## Records provided:
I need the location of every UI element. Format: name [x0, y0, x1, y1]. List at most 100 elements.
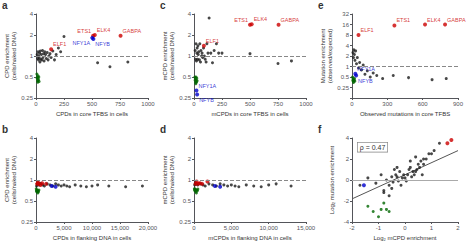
svg-text:e: e [318, 0, 324, 11]
svg-text:NFY1A: NFY1A [72, 40, 90, 46]
svg-text:0.25: 0.25 [337, 85, 349, 91]
svg-text:0.5: 0.5 [25, 74, 34, 80]
svg-text:mCPD enrichment: mCPD enrichment [162, 31, 168, 80]
svg-text:(observed/expected): (observed/expected) [327, 29, 333, 84]
svg-text:b: b [2, 124, 8, 135]
svg-text:15,000: 15,000 [111, 225, 130, 231]
svg-text:Log₂ mCPD enrichment: Log₂ mCPD enrichment [373, 235, 436, 241]
svg-text:NFY1A: NFY1A [198, 83, 216, 89]
svg-text:1: 1 [30, 53, 34, 59]
svg-text:0.5: 0.5 [183, 74, 192, 80]
svg-text:ETS1: ETS1 [77, 28, 91, 34]
svg-text:-2: -2 [344, 198, 350, 204]
svg-text:0: 0 [192, 225, 196, 231]
svg-text:0: 0 [350, 101, 354, 107]
svg-text:mCPDs in core TFBS in cells: mCPDs in core TFBS in cells [211, 111, 288, 117]
svg-text:NFY1A: NFY1A [357, 66, 375, 72]
svg-text:16: 16 [342, 22, 349, 28]
svg-text:8: 8 [346, 32, 350, 38]
svg-text:10,000: 10,000 [83, 225, 102, 231]
svg-text:32: 32 [342, 11, 349, 17]
svg-text:4: 4 [346, 43, 350, 49]
svg-text:5,000: 5,000 [56, 225, 72, 231]
svg-text:0: 0 [192, 101, 196, 107]
svg-text:300: 300 [382, 101, 393, 107]
svg-text:2: 2 [188, 156, 192, 162]
svg-text:5,000: 5,000 [224, 225, 240, 231]
svg-text:Log₂ mutation enrichment: Log₂ mutation enrichment [329, 145, 335, 214]
svg-text:4: 4 [188, 11, 192, 17]
svg-text:(cells/naked DNA): (cells/naked DNA) [169, 32, 175, 80]
svg-text:0.25: 0.25 [21, 219, 33, 225]
svg-text:250: 250 [59, 101, 70, 107]
svg-text:Observed mutations in core TFB: Observed mutations in core TFBS [360, 111, 450, 117]
svg-text:1000: 1000 [299, 101, 313, 107]
svg-text:ELF1: ELF1 [206, 38, 219, 44]
svg-text:ρ = 0.47: ρ = 0.47 [360, 144, 386, 152]
svg-text:2: 2 [30, 156, 34, 162]
svg-text:CPD enrichment: CPD enrichment [4, 158, 10, 202]
svg-text:ELF1: ELF1 [360, 27, 373, 33]
svg-text:(cells/naked DNA): (cells/naked DNA) [11, 156, 17, 204]
svg-text:750: 750 [273, 101, 284, 107]
svg-text:2: 2 [346, 53, 350, 59]
svg-text:a: a [2, 0, 8, 11]
svg-text:500: 500 [245, 101, 256, 107]
svg-text:0: 0 [34, 101, 38, 107]
svg-text:0: 0 [403, 225, 407, 231]
svg-text:ETS1: ETS1 [396, 17, 410, 23]
svg-text:0.25: 0.25 [21, 95, 33, 101]
svg-text:NFYB: NFYB [358, 78, 373, 84]
svg-text:20,000: 20,000 [139, 225, 158, 231]
svg-text:d: d [160, 124, 166, 135]
svg-text:2: 2 [188, 32, 192, 38]
svg-text:ETS1: ETS1 [234, 17, 248, 23]
svg-text:4: 4 [346, 135, 350, 141]
svg-text:1000: 1000 [141, 101, 155, 107]
svg-text:750: 750 [115, 101, 126, 107]
svg-text:1: 1 [346, 64, 350, 70]
svg-text:0.25: 0.25 [179, 95, 191, 101]
svg-text:10,000: 10,000 [259, 225, 278, 231]
svg-text:250: 250 [217, 101, 228, 107]
svg-text:CPD enrichment: CPD enrichment [4, 34, 10, 78]
svg-text:0.5: 0.5 [183, 198, 192, 204]
svg-text:1: 1 [188, 53, 192, 59]
svg-text:ELK4: ELK4 [254, 16, 267, 22]
svg-text:15,000: 15,000 [297, 225, 316, 231]
svg-text:(cells/naked DNA): (cells/naked DNA) [169, 156, 175, 204]
svg-text:0.5: 0.5 [341, 74, 350, 80]
svg-text:2: 2 [30, 32, 34, 38]
svg-text:2: 2 [456, 225, 460, 231]
svg-text:NFYB: NFYB [199, 97, 214, 103]
svg-text:(cells/naked DNA): (cells/naked DNA) [11, 32, 17, 80]
svg-text:GABPA: GABPA [447, 17, 466, 23]
svg-text:0: 0 [34, 225, 38, 231]
svg-text:GABPA: GABPA [281, 17, 300, 23]
svg-text:4: 4 [30, 11, 34, 17]
svg-text:ELK4: ELK4 [427, 17, 440, 23]
svg-text:GABPA: GABPA [123, 28, 142, 34]
svg-text:4: 4 [188, 135, 192, 141]
svg-text:Mutation enrichment: Mutation enrichment [320, 28, 326, 83]
svg-text:1: 1 [188, 177, 192, 183]
svg-text:1: 1 [30, 177, 34, 183]
svg-text:1: 1 [430, 225, 434, 231]
svg-text:mCPD enrichment: mCPD enrichment [162, 155, 168, 204]
svg-text:ELK4: ELK4 [97, 27, 110, 33]
svg-text:0: 0 [346, 177, 350, 183]
svg-text:2: 2 [346, 156, 350, 162]
svg-text:500: 500 [87, 101, 98, 107]
svg-text:0.25: 0.25 [179, 219, 191, 225]
svg-text:f: f [318, 124, 322, 135]
svg-text:NFYB: NFYB [95, 41, 110, 47]
svg-text:4: 4 [30, 135, 34, 141]
svg-text:CPDs in core TFBS in cells: CPDs in core TFBS in cells [56, 111, 128, 117]
svg-text:-2: -2 [349, 225, 355, 231]
svg-text:c: c [160, 0, 166, 11]
svg-text:ELF1: ELF1 [53, 41, 66, 47]
svg-text:900: 900 [453, 101, 464, 107]
svg-text:600: 600 [418, 101, 429, 107]
svg-text:0.5: 0.5 [25, 198, 34, 204]
svg-text:CPDs in flanking DNA in cells: CPDs in flanking DNA in cells [53, 235, 131, 241]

## Work to be completed:
Find every line in the records that has the word "naked". Copy those lines.

## Your response:
svg-text:(cells/naked DNA): (cells/naked DNA) [169, 32, 175, 80]
svg-text:(cells/naked DNA): (cells/naked DNA) [11, 156, 17, 204]
svg-text:(cells/naked DNA): (cells/naked DNA) [169, 156, 175, 204]
svg-text:(cells/naked DNA): (cells/naked DNA) [11, 32, 17, 80]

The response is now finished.